= GOAL OF THE EXERCISE =
Draw out every line with the word "scaffolds" from the listing below.

____________________

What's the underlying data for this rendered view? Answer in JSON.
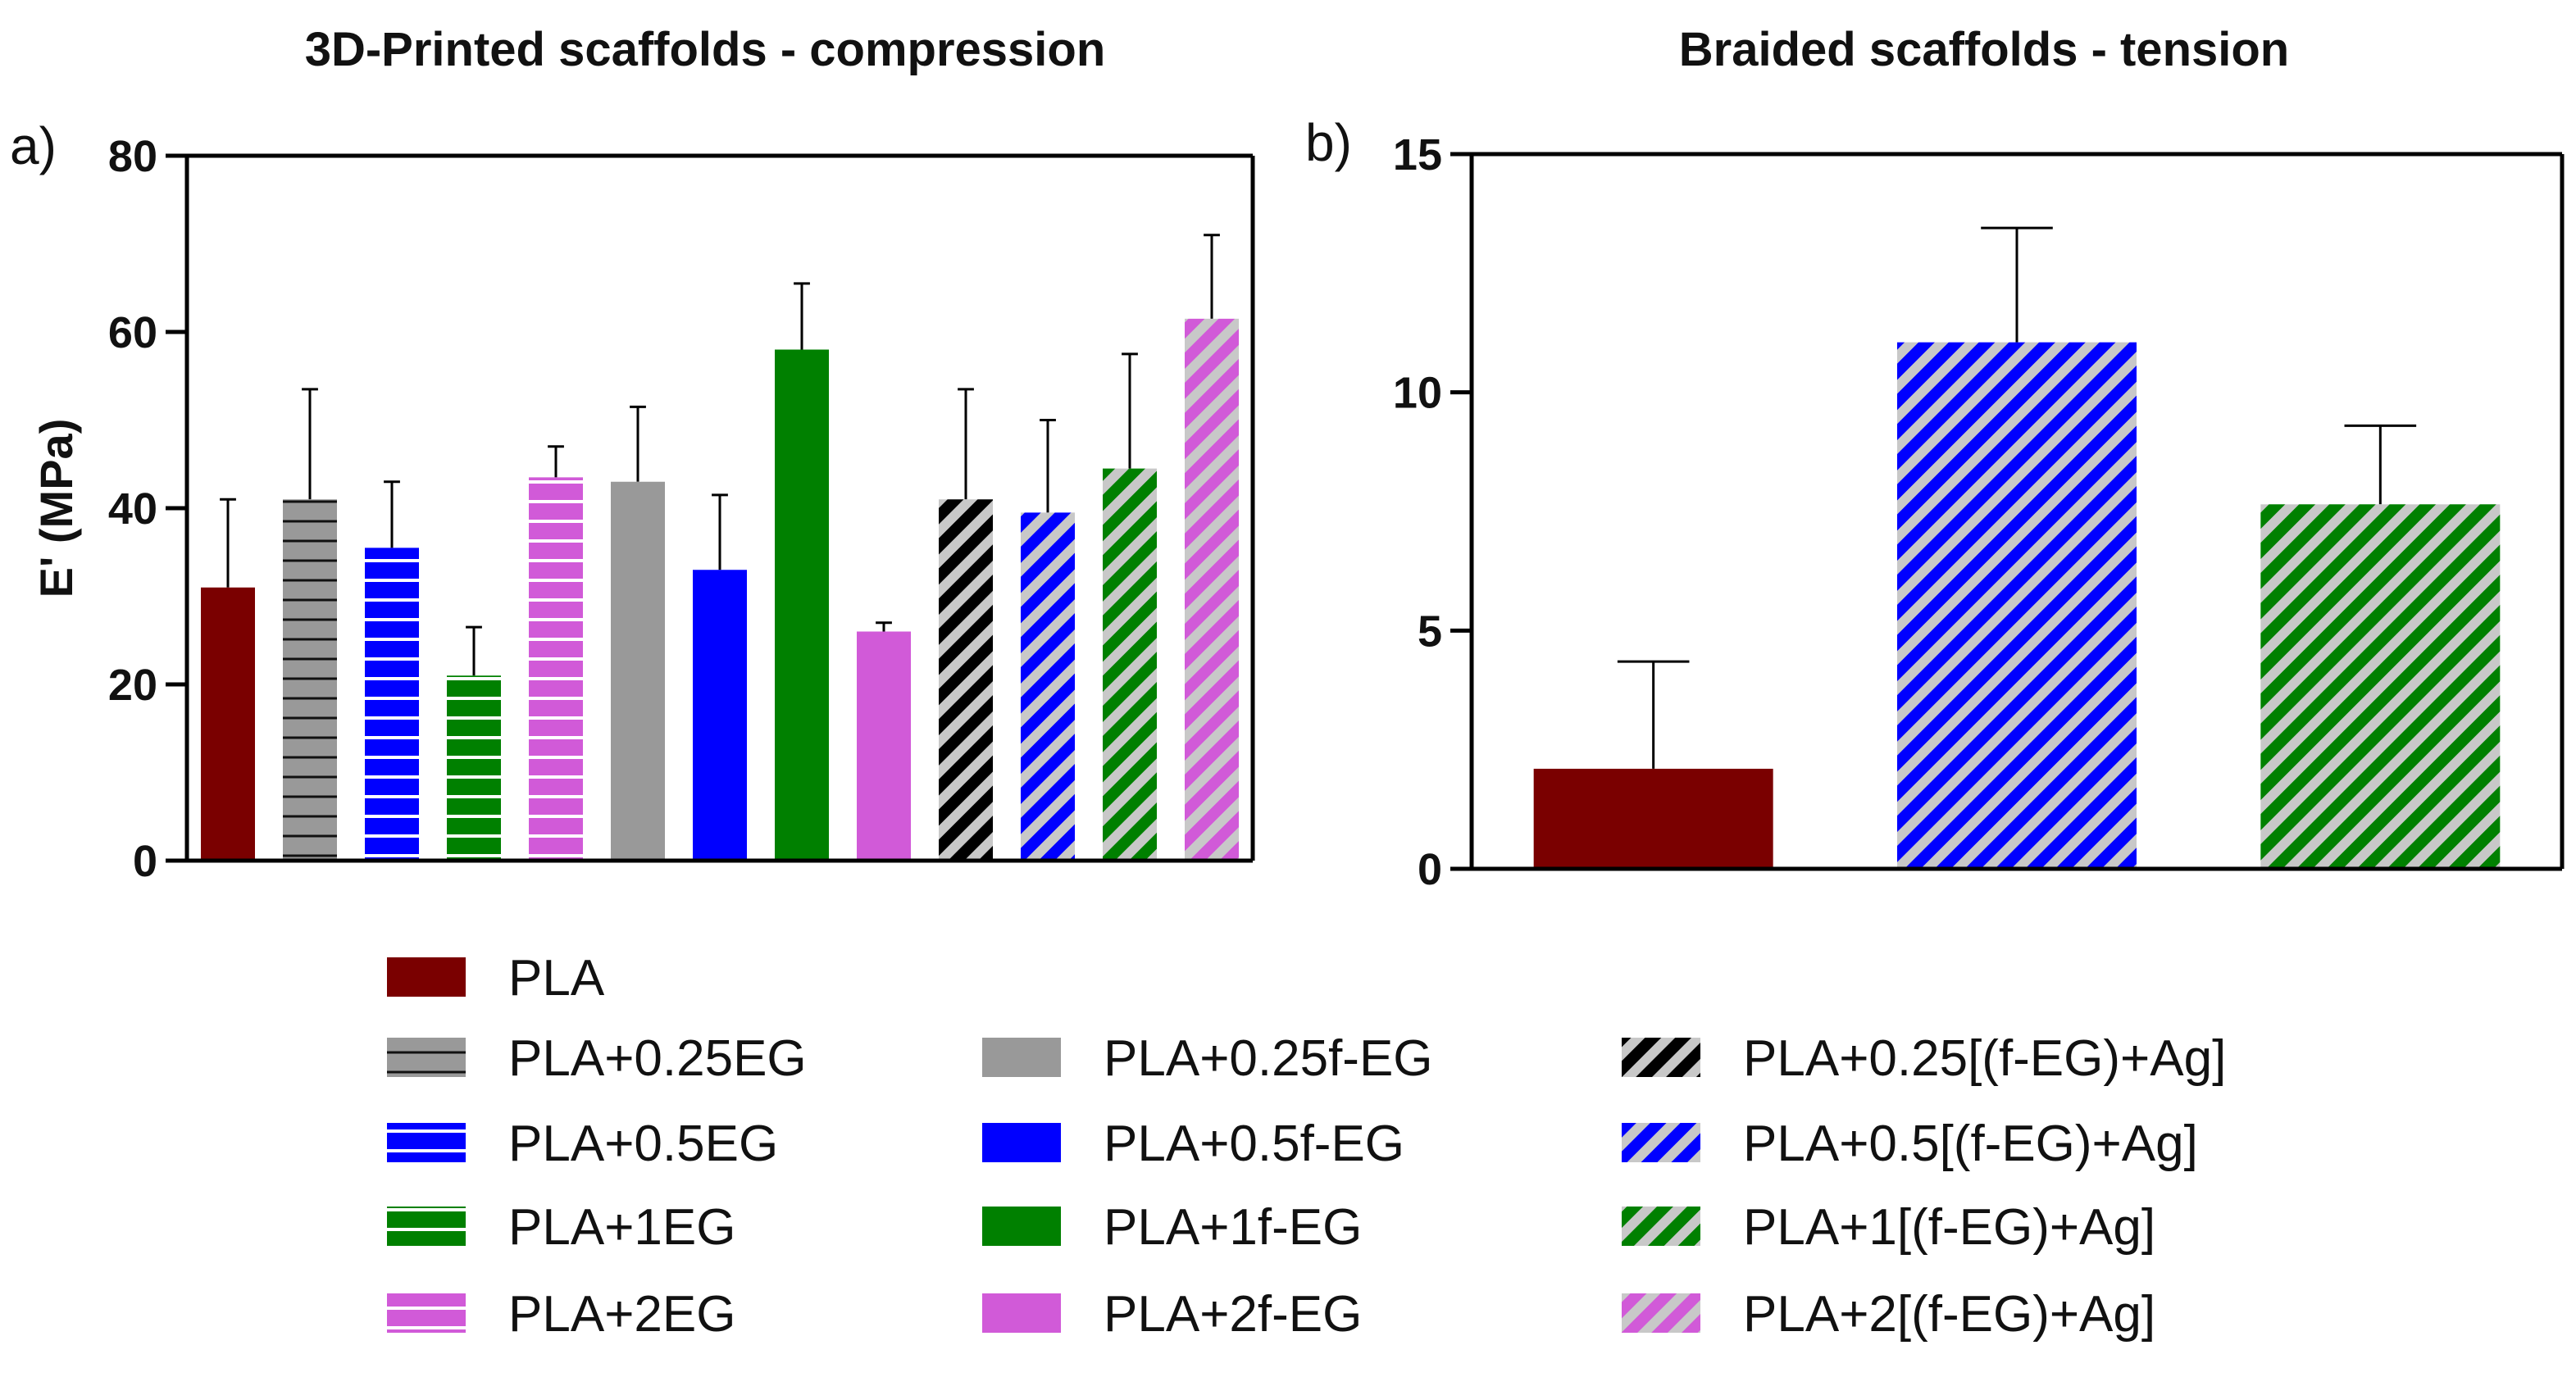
{
  "legend": {
    "items": [
      {
        "label": "PLA",
        "pattern": "solid",
        "color": "#7a0000"
      },
      {
        "label": "PLA+0.25EG",
        "pattern": "hline",
        "color": "#999999"
      },
      {
        "label": "PLA+0.5EG",
        "pattern": "hstripes",
        "color": "#0000ff"
      },
      {
        "label": "PLA+1EG",
        "pattern": "hstripes",
        "color": "#008000"
      },
      {
        "label": "PLA+2EG",
        "pattern": "hstripes",
        "color": "#d15ad8"
      },
      {
        "label": "PLA+0.25f-EG",
        "pattern": "solid",
        "color": "#999999"
      },
      {
        "label": "PLA+0.5f-EG",
        "pattern": "solid",
        "color": "#0000ff"
      },
      {
        "label": "PLA+1f-EG",
        "pattern": "solid",
        "color": "#008000"
      },
      {
        "label": "PLA+2f-EG",
        "pattern": "solid",
        "color": "#d15ad8"
      },
      {
        "label": "PLA+0.25[(f-EG)+Ag]",
        "pattern": "diag",
        "color": "#000000"
      },
      {
        "label": "PLA+0.5[(f-EG)+Ag]",
        "pattern": "diag",
        "color": "#0000ff"
      },
      {
        "label": "PLA+1[(f-EG)+Ag]",
        "pattern": "diag",
        "color": "#008000"
      },
      {
        "label": "PLA+2[(f-EG)+Ag]",
        "pattern": "diag",
        "color": "#d15ad8"
      }
    ]
  },
  "chart_data": [
    {
      "panel": "a)",
      "type": "bar",
      "title": "3D-Printed scaffolds - compression",
      "ylabel": "E' (MPa)",
      "xlabel": "",
      "ylim": [
        0,
        80
      ],
      "yticks": [
        0,
        20,
        40,
        60,
        80
      ],
      "categories": [
        "PLA",
        "PLA+0.25EG",
        "PLA+0.5EG",
        "PLA+1EG",
        "PLA+2EG",
        "PLA+0.25f-EG",
        "PLA+0.5f-EG",
        "PLA+1f-EG",
        "PLA+2f-EG",
        "PLA+0.25[(f-EG)+Ag]",
        "PLA+0.5[(f-EG)+Ag]",
        "PLA+1[(f-EG)+Ag]",
        "PLA+2[(f-EG)+Ag]"
      ],
      "values": [
        31,
        41,
        35.5,
        21,
        43.5,
        43,
        33,
        58,
        26,
        41,
        39.5,
        44.5,
        61.5
      ],
      "errors": [
        10,
        12.5,
        7.5,
        5.5,
        3.5,
        8.5,
        8.5,
        7.5,
        1,
        12.5,
        10.5,
        13,
        9.5
      ],
      "grid": false
    },
    {
      "panel": "b)",
      "type": "bar",
      "title": "Braided scaffolds - tension",
      "ylabel": "",
      "xlabel": "",
      "ylim": [
        0,
        15
      ],
      "yticks": [
        0,
        5,
        10,
        15
      ],
      "categories": [
        "PLA",
        "PLA+0.5[(f-EG)+Ag]",
        "PLA+1[(f-EG)+Ag]"
      ],
      "values": [
        2.1,
        11.05,
        7.65
      ],
      "errors": [
        2.25,
        2.4,
        1.65
      ],
      "grid": false
    }
  ]
}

____________________

= COMPLETED TASK =
      "title": "3D-Printed scaffolds - compression",
      "title": "Braided scaffolds - tension",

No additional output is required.